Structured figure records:
- - -
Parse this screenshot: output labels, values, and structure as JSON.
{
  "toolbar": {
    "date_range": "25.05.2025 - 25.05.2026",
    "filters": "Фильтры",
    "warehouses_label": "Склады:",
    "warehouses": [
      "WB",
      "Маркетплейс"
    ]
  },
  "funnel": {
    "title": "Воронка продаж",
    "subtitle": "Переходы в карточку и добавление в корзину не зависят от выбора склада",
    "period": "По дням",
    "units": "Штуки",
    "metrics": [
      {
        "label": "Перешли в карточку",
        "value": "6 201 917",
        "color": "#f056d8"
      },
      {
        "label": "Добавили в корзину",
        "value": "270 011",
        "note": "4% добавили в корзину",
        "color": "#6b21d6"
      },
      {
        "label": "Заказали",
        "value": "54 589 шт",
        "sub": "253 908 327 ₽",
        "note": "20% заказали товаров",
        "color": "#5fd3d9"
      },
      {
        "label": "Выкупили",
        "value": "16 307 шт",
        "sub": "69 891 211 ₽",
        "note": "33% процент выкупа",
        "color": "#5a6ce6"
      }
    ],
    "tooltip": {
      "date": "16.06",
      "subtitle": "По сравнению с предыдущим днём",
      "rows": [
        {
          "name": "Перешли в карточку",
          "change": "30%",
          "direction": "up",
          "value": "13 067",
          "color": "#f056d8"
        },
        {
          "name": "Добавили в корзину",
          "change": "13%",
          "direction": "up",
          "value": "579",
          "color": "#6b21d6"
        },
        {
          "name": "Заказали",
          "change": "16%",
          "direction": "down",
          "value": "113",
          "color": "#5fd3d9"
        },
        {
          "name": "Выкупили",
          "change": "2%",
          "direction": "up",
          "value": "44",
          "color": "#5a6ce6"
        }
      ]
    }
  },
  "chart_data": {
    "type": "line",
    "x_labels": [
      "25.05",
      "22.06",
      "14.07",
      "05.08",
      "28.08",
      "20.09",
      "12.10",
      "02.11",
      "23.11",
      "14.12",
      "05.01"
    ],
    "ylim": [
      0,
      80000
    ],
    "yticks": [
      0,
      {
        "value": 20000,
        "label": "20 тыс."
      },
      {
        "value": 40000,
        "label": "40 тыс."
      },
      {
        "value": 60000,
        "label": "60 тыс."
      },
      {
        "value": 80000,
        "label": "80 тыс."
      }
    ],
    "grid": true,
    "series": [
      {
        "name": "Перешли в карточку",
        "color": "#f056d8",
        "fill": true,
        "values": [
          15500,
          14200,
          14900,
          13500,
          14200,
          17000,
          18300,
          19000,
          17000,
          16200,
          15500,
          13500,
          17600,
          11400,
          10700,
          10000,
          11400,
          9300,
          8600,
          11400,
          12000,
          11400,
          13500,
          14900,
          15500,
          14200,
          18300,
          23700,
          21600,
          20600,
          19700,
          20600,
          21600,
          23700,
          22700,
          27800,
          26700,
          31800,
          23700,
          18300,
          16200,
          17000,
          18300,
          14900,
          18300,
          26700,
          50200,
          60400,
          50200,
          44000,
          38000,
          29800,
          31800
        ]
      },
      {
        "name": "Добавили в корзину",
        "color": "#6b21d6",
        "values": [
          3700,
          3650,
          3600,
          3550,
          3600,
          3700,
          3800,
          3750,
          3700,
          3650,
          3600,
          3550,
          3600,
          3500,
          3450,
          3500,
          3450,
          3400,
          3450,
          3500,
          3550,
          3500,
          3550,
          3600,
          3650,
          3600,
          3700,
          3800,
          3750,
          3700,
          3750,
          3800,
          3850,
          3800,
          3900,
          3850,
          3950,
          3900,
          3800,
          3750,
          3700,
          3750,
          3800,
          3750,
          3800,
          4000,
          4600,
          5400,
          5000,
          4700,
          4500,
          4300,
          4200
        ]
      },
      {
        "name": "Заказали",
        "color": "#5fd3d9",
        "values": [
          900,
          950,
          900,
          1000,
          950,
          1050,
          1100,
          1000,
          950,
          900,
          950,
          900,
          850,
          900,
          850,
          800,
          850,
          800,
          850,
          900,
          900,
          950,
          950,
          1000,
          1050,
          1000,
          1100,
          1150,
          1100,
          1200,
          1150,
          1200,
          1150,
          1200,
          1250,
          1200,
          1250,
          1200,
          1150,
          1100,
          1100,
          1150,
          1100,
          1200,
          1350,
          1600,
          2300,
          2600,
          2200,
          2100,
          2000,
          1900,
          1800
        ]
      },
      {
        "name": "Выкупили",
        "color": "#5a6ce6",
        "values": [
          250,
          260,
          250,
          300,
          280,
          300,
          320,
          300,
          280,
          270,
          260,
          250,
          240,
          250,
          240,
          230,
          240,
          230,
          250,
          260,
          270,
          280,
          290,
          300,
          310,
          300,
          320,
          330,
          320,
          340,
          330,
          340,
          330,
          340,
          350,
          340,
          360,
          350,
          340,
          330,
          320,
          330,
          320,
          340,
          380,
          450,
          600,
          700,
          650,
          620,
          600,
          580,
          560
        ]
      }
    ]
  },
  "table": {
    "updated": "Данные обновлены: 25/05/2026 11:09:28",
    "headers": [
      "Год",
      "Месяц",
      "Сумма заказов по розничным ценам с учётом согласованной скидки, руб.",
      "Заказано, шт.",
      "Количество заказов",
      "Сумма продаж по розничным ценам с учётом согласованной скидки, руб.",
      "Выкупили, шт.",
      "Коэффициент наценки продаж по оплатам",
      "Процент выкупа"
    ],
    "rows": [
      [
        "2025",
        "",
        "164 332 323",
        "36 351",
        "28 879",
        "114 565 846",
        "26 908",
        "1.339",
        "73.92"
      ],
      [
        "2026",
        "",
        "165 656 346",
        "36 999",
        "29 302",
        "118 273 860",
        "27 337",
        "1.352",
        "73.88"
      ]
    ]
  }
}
- - -
> _To do_: Report back each line of the entries that holds the string "color".

> _Response below_:
        "color": "#f056d8"
        "color": "#6b21d6"
        "color": "#5fd3d9"
        "color": "#5a6ce6"
          "color": "#f056d8"
          "color": "#6b21d6"
          "color": "#5fd3d9"
          "color": "#5a6ce6"
        "color": "#f056d8",
        "color": "#6b21d6",
        "color": "#5fd3d9",
        "color": "#5a6ce6",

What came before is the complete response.